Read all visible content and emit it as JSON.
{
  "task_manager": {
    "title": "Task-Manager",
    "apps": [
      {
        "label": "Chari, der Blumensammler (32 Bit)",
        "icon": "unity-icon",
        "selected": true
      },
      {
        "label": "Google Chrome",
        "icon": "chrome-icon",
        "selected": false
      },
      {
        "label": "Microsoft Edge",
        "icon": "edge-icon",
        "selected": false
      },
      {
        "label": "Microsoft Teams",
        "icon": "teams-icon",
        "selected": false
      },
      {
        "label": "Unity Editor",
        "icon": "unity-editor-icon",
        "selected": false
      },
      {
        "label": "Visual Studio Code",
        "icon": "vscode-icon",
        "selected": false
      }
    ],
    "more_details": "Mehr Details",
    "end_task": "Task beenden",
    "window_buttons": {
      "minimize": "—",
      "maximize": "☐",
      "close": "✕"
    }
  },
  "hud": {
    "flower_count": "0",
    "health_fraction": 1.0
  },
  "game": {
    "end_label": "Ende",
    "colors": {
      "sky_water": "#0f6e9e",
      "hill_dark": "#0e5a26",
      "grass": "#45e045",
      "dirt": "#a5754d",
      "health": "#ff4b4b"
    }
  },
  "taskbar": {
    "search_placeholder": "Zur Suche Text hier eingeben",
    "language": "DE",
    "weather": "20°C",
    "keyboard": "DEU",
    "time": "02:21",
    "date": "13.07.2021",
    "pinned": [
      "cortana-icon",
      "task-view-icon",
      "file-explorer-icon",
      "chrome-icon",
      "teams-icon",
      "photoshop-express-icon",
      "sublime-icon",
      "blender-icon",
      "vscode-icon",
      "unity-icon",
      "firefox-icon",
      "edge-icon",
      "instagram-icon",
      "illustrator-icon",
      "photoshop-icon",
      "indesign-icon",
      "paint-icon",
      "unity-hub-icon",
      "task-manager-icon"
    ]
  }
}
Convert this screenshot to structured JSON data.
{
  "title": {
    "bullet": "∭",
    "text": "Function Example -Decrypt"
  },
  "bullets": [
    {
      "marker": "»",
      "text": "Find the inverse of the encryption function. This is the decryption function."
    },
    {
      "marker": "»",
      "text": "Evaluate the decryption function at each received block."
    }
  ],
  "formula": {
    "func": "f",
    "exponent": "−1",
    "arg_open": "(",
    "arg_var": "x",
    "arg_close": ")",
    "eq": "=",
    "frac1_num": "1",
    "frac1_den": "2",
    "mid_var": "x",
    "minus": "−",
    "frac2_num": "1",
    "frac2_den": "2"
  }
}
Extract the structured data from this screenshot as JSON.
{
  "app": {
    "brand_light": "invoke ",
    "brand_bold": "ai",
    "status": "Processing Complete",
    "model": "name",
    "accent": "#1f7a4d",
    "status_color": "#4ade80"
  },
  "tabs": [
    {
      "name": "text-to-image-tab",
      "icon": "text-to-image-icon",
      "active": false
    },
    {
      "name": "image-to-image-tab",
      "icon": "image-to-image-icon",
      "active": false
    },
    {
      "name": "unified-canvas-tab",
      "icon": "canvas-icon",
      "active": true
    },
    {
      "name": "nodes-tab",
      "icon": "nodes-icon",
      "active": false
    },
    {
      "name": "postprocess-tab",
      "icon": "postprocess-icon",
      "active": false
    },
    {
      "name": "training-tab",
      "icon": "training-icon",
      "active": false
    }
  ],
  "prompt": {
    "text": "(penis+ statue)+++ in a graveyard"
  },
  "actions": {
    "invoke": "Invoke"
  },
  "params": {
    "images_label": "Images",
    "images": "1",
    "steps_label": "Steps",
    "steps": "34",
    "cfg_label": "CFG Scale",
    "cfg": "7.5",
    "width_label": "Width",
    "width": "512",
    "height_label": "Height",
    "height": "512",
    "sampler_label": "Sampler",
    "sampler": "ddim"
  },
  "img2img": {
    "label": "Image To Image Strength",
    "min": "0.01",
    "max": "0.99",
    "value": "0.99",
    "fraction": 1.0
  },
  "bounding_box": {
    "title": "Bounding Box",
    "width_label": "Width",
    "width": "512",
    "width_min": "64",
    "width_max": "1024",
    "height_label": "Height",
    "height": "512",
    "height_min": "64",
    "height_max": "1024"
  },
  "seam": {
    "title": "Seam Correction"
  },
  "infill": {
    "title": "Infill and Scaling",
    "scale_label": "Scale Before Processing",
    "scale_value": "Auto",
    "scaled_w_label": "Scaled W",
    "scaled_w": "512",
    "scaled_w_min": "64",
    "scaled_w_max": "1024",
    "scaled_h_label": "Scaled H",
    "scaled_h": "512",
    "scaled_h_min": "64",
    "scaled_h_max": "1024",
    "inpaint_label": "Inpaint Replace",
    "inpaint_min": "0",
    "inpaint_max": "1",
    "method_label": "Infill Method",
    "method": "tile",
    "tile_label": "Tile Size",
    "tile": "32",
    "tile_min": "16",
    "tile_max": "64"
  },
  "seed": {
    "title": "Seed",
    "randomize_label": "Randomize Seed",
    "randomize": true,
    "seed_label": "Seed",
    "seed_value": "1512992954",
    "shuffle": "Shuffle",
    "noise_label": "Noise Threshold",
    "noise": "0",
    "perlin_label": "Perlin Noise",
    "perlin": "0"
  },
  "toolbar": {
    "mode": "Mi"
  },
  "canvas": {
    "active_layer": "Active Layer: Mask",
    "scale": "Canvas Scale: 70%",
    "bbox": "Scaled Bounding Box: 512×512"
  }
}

* * * *

(Written instruction): The records above must be output exactly, in full.

(Reply to the exercise):
Read all visible content and emit it as JSON.
{
  "task_manager": {
    "title": "Task-Manager",
    "apps": [
      {
        "label": "Chari, der Blumensammler (32 Bit)",
        "icon": "unity-icon",
        "selected": true
      },
      {
        "label": "Google Chrome",
        "icon": "chrome-icon",
        "selected": false
      },
      {
        "label": "Microsoft Edge",
        "icon": "edge-icon",
        "selected": false
      },
      {
        "label": "Microsoft Teams",
        "icon": "teams-icon",
        "selected": false
      },
      {
        "label": "Unity Editor",
        "icon": "unity-editor-icon",
        "selected": false
      },
      {
        "label": "Visual Studio Code",
        "icon": "vscode-icon",
        "selected": false
      }
    ],
    "more_details": "Mehr Details",
    "end_task": "Task beenden",
    "window_buttons": {
      "minimize": "—",
      "maximize": "☐",
      "close": "✕"
    }
  },
  "hud": {
    "flower_count": "0",
    "health_fraction": 1.0
  },
  "game": {
    "end_label": "Ende",
    "colors": {
      "sky_water": "#0f6e9e",
      "hill_dark": "#0e5a26",
      "grass": "#45e045",
      "dirt": "#a5754d",
      "health": "#ff4b4b"
    }
  },
  "taskbar": {
    "search_placeholder": "Zur Suche Text hier eingeben",
    "language": "DE",
    "weather": "20°C",
    "keyboard": "DEU",
    "time": "02:21",
    "date": "13.07.2021",
    "pinned": [
      "cortana-icon",
      "task-view-icon",
      "file-explorer-icon",
      "chrome-icon",
      "teams-icon",
      "photoshop-express-icon",
      "sublime-icon",
      "blender-icon",
      "vscode-icon",
      "unity-icon",
      "firefox-icon",
      "edge-icon",
      "instagram-icon",
      "illustrator-icon",
      "photoshop-icon",
      "indesign-icon",
      "paint-icon",
      "unity-hub-icon",
      "task-manager-icon"
    ]
  }
}
Convert this screenshot to structured JSON data.
{
  "title": {
    "bullet": "∭",
    "text": "Function Example -Decrypt"
  },
  "bullets": [
    {
      "marker": "»",
      "text": "Find the inverse of the encryption function. This is the decryption function."
    },
    {
      "marker": "»",
      "text": "Evaluate the decryption function at each received block."
    }
  ],
  "formula": {
    "func": "f",
    "exponent": "−1",
    "arg_open": "(",
    "arg_var": "x",
    "arg_close": ")",
    "eq": "=",
    "frac1_num": "1",
    "frac1_den": "2",
    "mid_var": "x",
    "minus": "−",
    "frac2_num": "1",
    "frac2_den": "2"
  }
}
Extract the structured data from this screenshot as JSON.
{
  "app": {
    "brand_light": "invoke ",
    "brand_bold": "ai",
    "status": "Processing Complete",
    "model": "name",
    "accent": "#1f7a4d",
    "status_color": "#4ade80"
  },
  "tabs": [
    {
      "name": "text-to-image-tab",
      "icon": "text-to-image-icon",
      "active": false
    },
    {
      "name": "image-to-image-tab",
      "icon": "image-to-image-icon",
      "active": false
    },
    {
      "name": "unified-canvas-tab",
      "icon": "canvas-icon",
      "active": true
    },
    {
      "name": "nodes-tab",
      "icon": "nodes-icon",
      "active": false
    },
    {
      "name": "postprocess-tab",
      "icon": "postprocess-icon",
      "active": false
    },
    {
      "name": "training-tab",
      "icon": "training-icon",
      "active": false
    }
  ],
  "prompt": {
    "text": "(penis+ statue)+++ in a graveyard"
  },
  "actions": {
    "invoke": "Invoke"
  },
  "params": {
    "images_label": "Images",
    "images": "1",
    "steps_label": "Steps",
    "steps": "34",
    "cfg_label": "CFG Scale",
    "cfg": "7.5",
    "width_label": "Width",
    "width": "512",
    "height_label": "Height",
    "height": "512",
    "sampler_label": "Sampler",
    "sampler": "ddim"
  },
  "img2img": {
    "label": "Image To Image Strength",
    "min": "0.01",
    "max": "0.99",
    "value": "0.99",
    "fraction": 1.0
  },
  "bounding_box": {
    "title": "Bounding Box",
    "width_label": "Width",
    "width": "512",
    "width_min": "64",
    "width_max": "1024",
    "height_label": "Height",
    "height": "512",
    "height_min": "64",
    "height_max": "1024"
  },
  "seam": {
    "title": "Seam Correction"
  },
  "infill": {
    "title": "Infill and Scaling",
    "scale_label": "Scale Before Processing",
    "scale_value": "Auto",
    "scaled_w_label": "Scaled W",
    "scaled_w": "512",
    "scaled_w_min": "64",
    "scaled_w_max": "1024",
    "scaled_h_label": "Scaled H",
    "scaled_h": "512",
    "scaled_h_min": "64",
    "scaled_h_max": "1024",
    "inpaint_label": "Inpaint Replace",
    "inpaint_min": "0",
    "inpaint_max": "1",
    "method_label": "Infill Method",
    "method": "tile",
    "tile_label": "Tile Size",
    "tile": "32",
    "tile_min": "16",
    "tile_max": "64"
  },
  "seed": {
    "title": "Seed",
    "randomize_label": "Randomize Seed",
    "randomize": true,
    "seed_label": "Seed",
    "seed_value": "1512992954",
    "shuffle": "Shuffle",
    "noise_label": "Noise Threshold",
    "noise": "0",
    "perlin_label": "Perlin Noise",
    "perlin": "0"
  },
  "toolbar": {
    "mode": "Mi"
  },
  "canvas": {
    "active_layer": "Active Layer: Mask",
    "scale": "Canvas Scale: 70%",
    "bbox": "Scaled Bounding Box: 512×512"
  }
}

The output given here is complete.